>> BEGIN Input
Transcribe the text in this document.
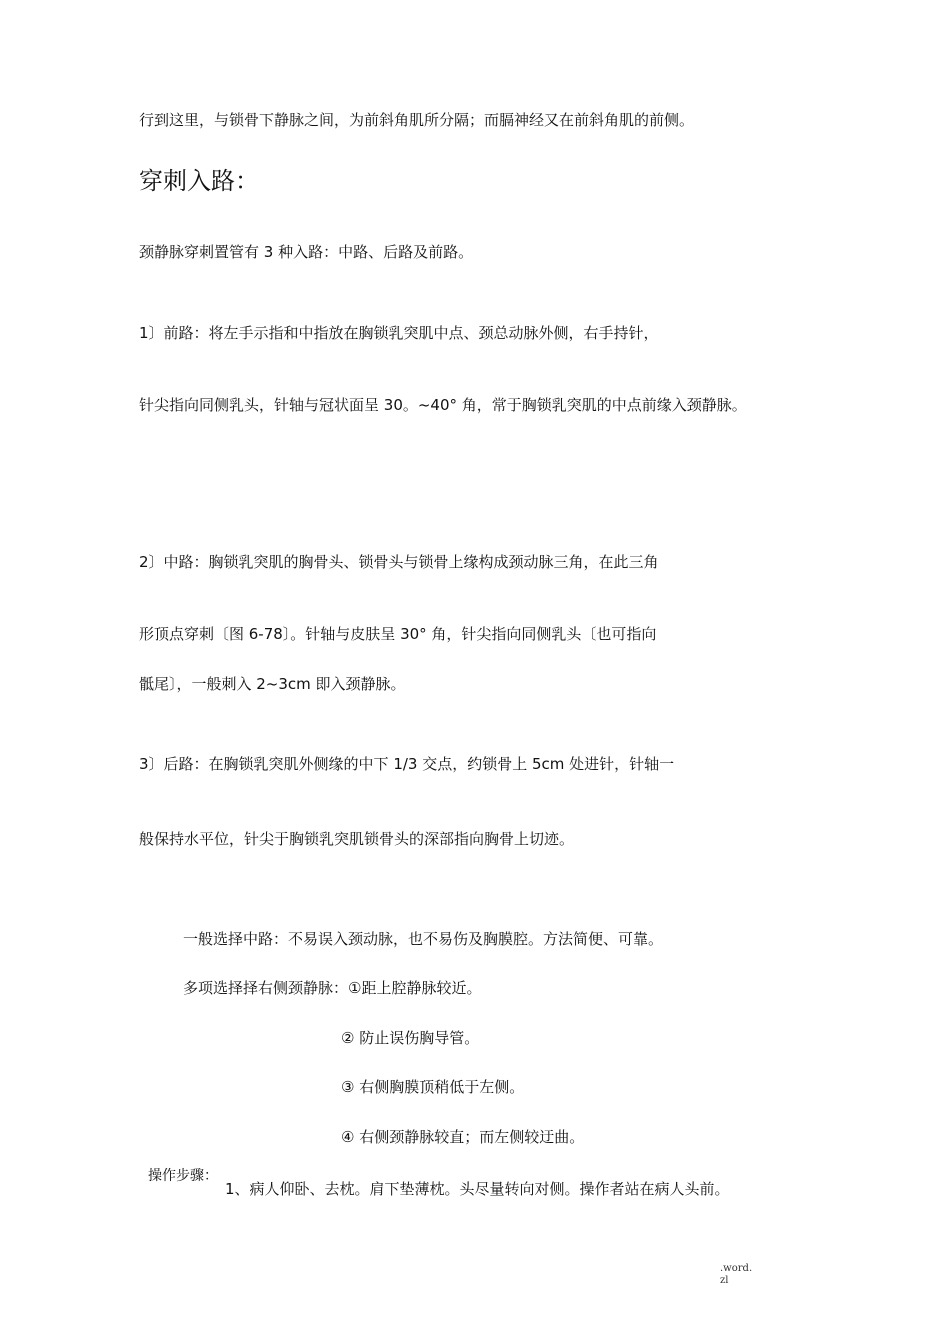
行到这里，与锁骨下静脉之间，为前斜角肌所分隔；而膈神经又在前斜角肌的前侧。
穿刺入路：
颈静脉穿刺置管有 3 种入路：中路、后路及前路。
1〕前路：将左手示指和中指放在胸锁乳突肌中点、颈总动脉外侧，右手持针，
针尖指向同侧乳头，针轴与冠状面呈 30。~40° 角，常于胸锁乳突肌的中点前缘入颈静脉。
2〕中路：胸锁乳突肌的胸骨头、锁骨头与锁骨上缘构成颈动脉三角，在此三角
形顶点穿刺〔图 6-78〕。针轴与皮肤呈 30° 角，针尖指向同侧乳头〔也可指向
骶尾〕，一般刺入 2~3cm 即入颈静脉。
3〕后路：在胸锁乳突肌外侧缘的中下 1/3 交点，约锁骨上 5cm 处进针，针轴一
般保持水平位，针尖于胸锁乳突肌锁骨头的深部指向胸骨上切迹。
一般选择中路：不易误入颈动脉，也不易伤及胸膜腔。方法简便、可靠。
多项选择择右侧颈静脉：①距上腔静脉较近。
② 防止误伤胸导管。
③ 右侧胸膜顶稍低于左侧。
④ 右侧颈静脉较直；而左侧较迂曲。
操作步骤：
1、病人仰卧、去枕。肩下垫薄枕。头尽量转向对侧。操作者站在病人头前。
.word.
zl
>> END Input
Set problem: Write out the entries above verbatim; the pictures do not belong in your copy.

Answer to this exercise:
Transcribe the text in this document.
行到这里，与锁骨下静脉之间，为前斜角肌所分隔；而膈神经又在前斜角肌的前侧。
穿刺入路：
颈静脉穿刺置管有 3 种入路：中路、后路及前路。
1〕前路：将左手示指和中指放在胸锁乳突肌中点、颈总动脉外侧，右手持针，
针尖指向同侧乳头，针轴与冠状面呈 30。~40° 角，常于胸锁乳突肌的中点前缘入颈静脉。
2〕中路：胸锁乳突肌的胸骨头、锁骨头与锁骨上缘构成颈动脉三角，在此三角
形顶点穿刺〔图 6-78〕。针轴与皮肤呈 30° 角，针尖指向同侧乳头〔也可指向
骶尾〕，一般刺入 2~3cm 即入颈静脉。
3〕后路：在胸锁乳突肌外侧缘的中下 1/3 交点，约锁骨上 5cm 处进针，针轴一
般保持水平位，针尖于胸锁乳突肌锁骨头的深部指向胸骨上切迹。
一般选择中路：不易误入颈动脉，也不易伤及胸膜腔。方法简便、可靠。
多项选择择右侧颈静脉：①距上腔静脉较近。
② 防止误伤胸导管。
③ 右侧胸膜顶稍低于左侧。
④ 右侧颈静脉较直；而左侧较迂曲。
操作步骤：
1、病人仰卧、去枕。肩下垫薄枕。头尽量转向对侧。操作者站在病人头前。
.word.
zl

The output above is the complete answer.